The exercise ->
Read the material below and count the lines holding the string "from". Give that count with nothing added.

+++ Exercise data +++

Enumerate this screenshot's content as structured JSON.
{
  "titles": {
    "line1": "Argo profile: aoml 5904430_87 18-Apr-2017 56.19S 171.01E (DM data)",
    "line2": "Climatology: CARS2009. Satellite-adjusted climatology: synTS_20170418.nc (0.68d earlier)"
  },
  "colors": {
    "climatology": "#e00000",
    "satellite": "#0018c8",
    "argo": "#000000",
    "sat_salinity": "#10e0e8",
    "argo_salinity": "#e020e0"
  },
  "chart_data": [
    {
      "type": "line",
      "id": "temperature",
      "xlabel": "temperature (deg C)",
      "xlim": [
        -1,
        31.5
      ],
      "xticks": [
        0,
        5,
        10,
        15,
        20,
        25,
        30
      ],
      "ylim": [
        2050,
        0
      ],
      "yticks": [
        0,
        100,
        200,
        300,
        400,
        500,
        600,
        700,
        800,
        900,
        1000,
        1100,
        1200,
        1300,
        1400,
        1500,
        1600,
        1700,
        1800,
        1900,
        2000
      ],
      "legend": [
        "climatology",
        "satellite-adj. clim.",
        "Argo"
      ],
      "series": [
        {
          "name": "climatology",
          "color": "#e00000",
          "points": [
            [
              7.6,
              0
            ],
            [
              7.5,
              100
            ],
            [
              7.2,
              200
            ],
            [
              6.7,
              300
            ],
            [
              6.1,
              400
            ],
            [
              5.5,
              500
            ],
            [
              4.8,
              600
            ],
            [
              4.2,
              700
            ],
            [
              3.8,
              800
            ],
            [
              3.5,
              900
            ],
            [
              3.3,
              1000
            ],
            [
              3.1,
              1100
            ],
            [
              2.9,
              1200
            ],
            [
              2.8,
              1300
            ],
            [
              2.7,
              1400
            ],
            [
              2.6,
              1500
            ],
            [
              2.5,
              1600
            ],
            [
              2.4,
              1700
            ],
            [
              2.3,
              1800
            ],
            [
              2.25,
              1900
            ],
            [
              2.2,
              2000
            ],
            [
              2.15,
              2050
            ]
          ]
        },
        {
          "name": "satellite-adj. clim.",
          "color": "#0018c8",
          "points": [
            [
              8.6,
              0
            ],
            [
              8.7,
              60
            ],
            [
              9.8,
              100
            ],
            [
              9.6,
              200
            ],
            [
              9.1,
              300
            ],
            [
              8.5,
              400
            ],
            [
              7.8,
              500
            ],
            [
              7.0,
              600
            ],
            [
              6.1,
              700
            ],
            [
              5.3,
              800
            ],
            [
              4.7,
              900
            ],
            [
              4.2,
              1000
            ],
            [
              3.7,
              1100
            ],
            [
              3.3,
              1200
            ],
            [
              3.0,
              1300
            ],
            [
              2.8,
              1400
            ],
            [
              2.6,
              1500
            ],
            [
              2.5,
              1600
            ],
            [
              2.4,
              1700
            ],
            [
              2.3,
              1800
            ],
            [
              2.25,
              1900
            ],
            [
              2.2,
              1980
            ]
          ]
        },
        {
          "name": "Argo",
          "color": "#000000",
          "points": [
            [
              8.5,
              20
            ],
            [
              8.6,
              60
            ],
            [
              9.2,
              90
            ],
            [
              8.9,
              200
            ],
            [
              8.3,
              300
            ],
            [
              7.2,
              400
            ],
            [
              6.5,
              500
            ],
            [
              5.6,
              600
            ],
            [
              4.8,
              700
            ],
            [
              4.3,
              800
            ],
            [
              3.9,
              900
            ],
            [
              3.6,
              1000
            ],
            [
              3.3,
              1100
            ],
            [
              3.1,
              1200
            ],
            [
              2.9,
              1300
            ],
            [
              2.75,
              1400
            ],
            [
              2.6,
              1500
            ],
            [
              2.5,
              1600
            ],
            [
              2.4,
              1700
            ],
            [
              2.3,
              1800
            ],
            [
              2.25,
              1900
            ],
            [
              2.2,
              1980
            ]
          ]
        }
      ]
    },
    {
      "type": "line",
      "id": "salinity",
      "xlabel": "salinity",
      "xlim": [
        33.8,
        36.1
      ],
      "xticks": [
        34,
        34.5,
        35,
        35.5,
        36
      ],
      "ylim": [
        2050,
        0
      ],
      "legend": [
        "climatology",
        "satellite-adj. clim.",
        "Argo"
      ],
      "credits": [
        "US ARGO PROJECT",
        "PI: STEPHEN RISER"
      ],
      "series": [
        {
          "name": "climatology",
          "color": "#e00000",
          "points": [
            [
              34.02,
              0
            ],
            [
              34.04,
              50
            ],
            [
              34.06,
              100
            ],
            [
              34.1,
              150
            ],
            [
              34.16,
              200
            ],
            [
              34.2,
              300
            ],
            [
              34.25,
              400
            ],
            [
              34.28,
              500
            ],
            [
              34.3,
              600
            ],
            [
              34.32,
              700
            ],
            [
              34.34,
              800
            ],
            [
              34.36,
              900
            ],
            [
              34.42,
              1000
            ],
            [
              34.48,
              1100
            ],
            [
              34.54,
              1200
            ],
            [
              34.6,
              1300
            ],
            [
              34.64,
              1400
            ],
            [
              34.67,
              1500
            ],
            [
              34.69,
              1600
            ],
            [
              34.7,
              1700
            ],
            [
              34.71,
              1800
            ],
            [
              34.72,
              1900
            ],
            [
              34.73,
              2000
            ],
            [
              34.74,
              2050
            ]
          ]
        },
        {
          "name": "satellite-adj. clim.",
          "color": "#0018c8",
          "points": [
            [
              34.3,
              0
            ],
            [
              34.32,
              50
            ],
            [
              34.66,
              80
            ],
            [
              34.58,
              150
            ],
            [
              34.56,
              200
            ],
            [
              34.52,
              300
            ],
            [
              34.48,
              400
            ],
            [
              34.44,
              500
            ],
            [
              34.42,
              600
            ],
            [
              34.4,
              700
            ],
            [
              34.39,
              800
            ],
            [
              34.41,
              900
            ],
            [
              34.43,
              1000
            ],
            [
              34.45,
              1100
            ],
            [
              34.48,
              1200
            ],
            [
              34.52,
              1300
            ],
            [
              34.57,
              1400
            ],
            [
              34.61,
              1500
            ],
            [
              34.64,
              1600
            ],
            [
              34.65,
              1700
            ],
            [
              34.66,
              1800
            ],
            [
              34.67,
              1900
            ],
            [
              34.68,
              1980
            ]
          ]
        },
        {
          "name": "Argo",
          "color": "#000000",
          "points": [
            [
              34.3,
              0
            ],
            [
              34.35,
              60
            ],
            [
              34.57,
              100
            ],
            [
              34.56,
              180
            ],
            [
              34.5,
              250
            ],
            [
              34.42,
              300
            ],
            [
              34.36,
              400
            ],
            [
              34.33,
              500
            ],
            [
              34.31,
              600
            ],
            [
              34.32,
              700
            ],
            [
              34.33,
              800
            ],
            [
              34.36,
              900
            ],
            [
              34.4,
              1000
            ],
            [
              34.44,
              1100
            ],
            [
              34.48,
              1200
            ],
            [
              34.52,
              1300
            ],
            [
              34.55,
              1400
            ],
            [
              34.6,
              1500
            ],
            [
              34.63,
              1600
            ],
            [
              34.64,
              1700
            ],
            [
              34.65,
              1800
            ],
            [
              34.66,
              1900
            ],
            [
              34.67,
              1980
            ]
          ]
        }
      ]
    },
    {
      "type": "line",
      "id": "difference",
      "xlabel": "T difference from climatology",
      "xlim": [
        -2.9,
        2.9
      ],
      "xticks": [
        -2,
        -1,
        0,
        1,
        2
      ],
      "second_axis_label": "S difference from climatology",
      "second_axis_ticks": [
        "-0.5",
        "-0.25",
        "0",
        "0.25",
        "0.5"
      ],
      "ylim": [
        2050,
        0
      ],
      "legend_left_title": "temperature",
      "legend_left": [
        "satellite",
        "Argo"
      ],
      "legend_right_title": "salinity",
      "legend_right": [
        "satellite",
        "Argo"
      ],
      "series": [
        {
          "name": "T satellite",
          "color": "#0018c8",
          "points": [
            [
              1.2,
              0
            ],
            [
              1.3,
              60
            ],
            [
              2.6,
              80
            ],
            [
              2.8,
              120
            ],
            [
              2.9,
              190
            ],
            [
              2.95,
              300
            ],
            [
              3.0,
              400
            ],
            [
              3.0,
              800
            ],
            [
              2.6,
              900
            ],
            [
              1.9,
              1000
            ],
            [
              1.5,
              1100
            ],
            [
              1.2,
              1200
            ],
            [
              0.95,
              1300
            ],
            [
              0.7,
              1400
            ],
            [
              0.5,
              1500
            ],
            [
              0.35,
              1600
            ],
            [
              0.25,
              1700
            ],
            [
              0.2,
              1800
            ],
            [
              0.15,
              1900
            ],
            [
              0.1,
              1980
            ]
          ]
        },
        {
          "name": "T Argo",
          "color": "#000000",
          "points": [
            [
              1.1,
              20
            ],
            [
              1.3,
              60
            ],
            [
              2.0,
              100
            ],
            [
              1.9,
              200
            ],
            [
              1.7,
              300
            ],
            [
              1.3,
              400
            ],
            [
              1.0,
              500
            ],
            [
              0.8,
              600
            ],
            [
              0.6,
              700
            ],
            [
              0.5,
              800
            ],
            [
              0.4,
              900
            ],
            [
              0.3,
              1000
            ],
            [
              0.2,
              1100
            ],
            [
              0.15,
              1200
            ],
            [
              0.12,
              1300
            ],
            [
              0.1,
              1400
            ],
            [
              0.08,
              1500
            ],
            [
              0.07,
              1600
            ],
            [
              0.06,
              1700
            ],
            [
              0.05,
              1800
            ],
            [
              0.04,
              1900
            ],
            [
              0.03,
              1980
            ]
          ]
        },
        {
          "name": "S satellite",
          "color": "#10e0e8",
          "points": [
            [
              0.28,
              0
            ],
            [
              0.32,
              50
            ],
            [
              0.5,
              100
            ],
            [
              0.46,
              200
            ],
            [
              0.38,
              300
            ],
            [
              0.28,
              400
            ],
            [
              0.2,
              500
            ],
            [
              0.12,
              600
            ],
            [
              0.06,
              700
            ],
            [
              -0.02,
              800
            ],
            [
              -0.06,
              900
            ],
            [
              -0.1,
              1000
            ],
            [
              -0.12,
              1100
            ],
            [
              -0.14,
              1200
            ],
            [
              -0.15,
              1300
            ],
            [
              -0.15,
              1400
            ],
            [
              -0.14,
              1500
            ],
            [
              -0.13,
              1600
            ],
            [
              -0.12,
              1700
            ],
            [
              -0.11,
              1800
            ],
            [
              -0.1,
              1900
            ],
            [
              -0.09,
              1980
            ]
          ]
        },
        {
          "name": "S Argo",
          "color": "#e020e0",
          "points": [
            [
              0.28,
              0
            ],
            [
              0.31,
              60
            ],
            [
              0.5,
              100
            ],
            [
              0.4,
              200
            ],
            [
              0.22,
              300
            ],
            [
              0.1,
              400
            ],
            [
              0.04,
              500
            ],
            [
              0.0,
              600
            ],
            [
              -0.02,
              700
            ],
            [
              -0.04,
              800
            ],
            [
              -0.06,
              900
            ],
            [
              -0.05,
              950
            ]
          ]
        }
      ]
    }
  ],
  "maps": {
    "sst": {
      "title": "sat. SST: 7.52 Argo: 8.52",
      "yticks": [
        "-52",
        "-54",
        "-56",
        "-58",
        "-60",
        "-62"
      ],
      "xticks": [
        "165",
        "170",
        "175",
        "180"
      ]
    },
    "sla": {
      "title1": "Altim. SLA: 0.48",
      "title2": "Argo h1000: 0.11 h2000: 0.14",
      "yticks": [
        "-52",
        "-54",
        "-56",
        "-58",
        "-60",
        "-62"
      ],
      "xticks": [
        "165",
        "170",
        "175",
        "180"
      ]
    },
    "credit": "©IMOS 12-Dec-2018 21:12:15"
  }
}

+++

Solution to the exercise ->
2